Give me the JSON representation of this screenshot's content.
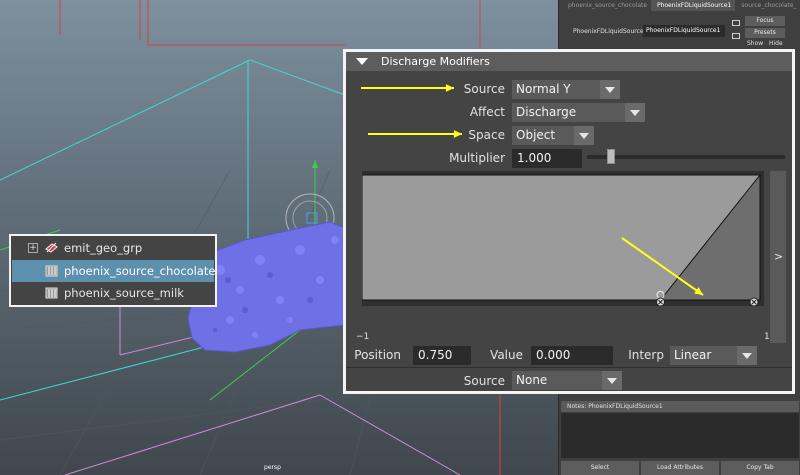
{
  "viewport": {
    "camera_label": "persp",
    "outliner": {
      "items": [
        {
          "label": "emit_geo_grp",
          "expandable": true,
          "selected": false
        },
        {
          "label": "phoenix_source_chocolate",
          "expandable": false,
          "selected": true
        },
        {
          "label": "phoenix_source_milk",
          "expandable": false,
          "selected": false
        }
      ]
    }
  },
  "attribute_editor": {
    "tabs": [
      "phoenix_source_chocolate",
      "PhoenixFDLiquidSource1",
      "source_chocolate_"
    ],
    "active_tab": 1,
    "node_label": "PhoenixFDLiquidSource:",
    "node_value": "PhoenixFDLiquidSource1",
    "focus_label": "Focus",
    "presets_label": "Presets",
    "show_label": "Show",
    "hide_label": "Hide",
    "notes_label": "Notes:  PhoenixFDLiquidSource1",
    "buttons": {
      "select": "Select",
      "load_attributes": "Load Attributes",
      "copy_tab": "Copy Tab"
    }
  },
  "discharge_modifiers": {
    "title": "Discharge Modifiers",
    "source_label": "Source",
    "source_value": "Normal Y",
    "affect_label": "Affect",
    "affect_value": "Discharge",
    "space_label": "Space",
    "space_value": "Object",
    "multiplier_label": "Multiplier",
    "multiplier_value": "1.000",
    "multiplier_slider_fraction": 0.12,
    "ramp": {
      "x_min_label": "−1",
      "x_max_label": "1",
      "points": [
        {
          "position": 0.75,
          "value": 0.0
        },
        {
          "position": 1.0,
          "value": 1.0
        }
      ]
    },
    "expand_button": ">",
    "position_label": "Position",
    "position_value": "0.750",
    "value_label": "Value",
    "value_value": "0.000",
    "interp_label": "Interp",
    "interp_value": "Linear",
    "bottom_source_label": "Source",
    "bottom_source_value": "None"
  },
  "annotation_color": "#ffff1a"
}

--

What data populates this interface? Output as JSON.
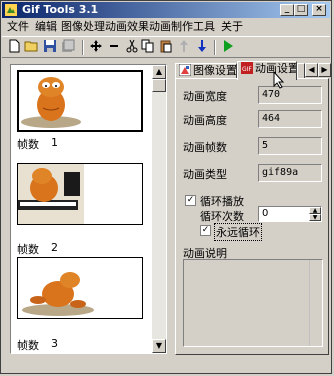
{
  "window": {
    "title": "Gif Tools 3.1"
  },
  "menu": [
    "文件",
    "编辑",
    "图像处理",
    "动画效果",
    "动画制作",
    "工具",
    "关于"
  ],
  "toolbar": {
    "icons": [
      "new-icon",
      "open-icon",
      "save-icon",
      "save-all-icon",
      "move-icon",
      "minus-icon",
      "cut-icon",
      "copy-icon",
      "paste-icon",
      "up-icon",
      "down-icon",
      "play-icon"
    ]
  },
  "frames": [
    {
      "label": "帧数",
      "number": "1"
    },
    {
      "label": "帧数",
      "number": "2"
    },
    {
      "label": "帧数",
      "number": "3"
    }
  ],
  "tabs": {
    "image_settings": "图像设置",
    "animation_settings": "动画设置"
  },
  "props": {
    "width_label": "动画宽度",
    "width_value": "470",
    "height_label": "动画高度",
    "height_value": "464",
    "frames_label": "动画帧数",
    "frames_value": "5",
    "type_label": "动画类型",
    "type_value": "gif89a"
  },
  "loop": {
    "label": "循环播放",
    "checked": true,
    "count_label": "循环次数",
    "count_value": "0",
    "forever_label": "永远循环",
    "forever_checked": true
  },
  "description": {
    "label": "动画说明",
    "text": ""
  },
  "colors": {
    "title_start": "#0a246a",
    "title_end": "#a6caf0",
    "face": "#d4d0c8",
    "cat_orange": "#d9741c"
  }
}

GIVEN EXERCISE
Copy out every line from the data above that has "true" in it.

RESPONSE
          "expandable": true,
          "selected": true
    "checked": true,
    "forever_checked": true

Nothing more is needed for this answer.